Work to complete
Print the complete set of entries exactly.

[Saved entries]
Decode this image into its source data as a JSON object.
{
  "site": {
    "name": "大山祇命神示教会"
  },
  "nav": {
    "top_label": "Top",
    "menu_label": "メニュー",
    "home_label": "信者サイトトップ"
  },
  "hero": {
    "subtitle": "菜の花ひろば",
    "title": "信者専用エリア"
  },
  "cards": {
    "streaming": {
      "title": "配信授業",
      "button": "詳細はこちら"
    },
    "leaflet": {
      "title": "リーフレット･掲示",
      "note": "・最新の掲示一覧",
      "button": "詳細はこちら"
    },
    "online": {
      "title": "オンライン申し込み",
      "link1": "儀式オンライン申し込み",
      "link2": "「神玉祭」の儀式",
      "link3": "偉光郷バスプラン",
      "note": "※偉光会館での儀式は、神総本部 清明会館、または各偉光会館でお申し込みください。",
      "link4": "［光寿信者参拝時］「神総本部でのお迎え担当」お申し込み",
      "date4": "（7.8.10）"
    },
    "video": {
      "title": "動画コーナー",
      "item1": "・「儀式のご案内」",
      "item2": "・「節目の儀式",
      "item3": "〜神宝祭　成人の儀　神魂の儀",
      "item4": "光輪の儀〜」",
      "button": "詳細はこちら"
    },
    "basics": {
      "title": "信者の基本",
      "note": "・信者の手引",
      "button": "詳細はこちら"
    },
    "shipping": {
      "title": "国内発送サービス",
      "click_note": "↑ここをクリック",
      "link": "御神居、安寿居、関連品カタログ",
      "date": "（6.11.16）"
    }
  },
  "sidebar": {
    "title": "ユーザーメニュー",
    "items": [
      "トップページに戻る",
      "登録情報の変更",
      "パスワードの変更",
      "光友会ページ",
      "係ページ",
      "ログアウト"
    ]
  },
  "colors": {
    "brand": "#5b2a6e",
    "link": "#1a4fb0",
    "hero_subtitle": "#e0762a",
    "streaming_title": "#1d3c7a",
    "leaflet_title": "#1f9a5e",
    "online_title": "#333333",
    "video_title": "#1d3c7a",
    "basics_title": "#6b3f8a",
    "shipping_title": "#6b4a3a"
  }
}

Response to this exercise
Decode this image into its source data as a JSON object.
{
  "site": {
    "name": "大山祇命神示教会"
  },
  "nav": {
    "top_label": "Top",
    "menu_label": "メニュー",
    "home_label": "信者サイトトップ"
  },
  "hero": {
    "subtitle": "菜の花ひろば",
    "title": "信者専用エリア"
  },
  "cards": {
    "streaming": {
      "title": "配信授業",
      "button": "詳細はこちら"
    },
    "leaflet": {
      "title": "リーフレット･掲示",
      "note": "・最新の掲示一覧",
      "button": "詳細はこちら"
    },
    "online": {
      "title": "オンライン申し込み",
      "link1": "儀式オンライン申し込み",
      "link2": "「神玉祭」の儀式",
      "link3": "偉光郷バスプラン",
      "note": "※偉光会館での儀式は、神総本部 清明会館、または各偉光会館でお申し込みください。",
      "link4": "［光寿信者参拝時］「神総本部でのお迎え担当」お申し込み",
      "date4": "（7.8.10）"
    },
    "video": {
      "title": "動画コーナー",
      "item1": "・「儀式のご案内」",
      "item2": "・「節目の儀式",
      "item3": "〜神宝祭　成人の儀　神魂の儀",
      "item4": "光輪の儀〜」",
      "button": "詳細はこちら"
    },
    "basics": {
      "title": "信者の基本",
      "note": "・信者の手引",
      "button": "詳細はこちら"
    },
    "shipping": {
      "title": "国内発送サービス",
      "click_note": "↑ここをクリック",
      "link": "御神居、安寿居、関連品カタログ",
      "date": "（6.11.16）"
    }
  },
  "sidebar": {
    "title": "ユーザーメニュー",
    "items": [
      "トップページに戻る",
      "登録情報の変更",
      "パスワードの変更",
      "光友会ページ",
      "係ページ",
      "ログアウト"
    ]
  },
  "colors": {
    "brand": "#5b2a6e",
    "link": "#1a4fb0",
    "hero_subtitle": "#e0762a",
    "streaming_title": "#1d3c7a",
    "leaflet_title": "#1f9a5e",
    "online_title": "#333333",
    "video_title": "#1d3c7a",
    "basics_title": "#6b3f8a",
    "shipping_title": "#6b4a3a"
  }
}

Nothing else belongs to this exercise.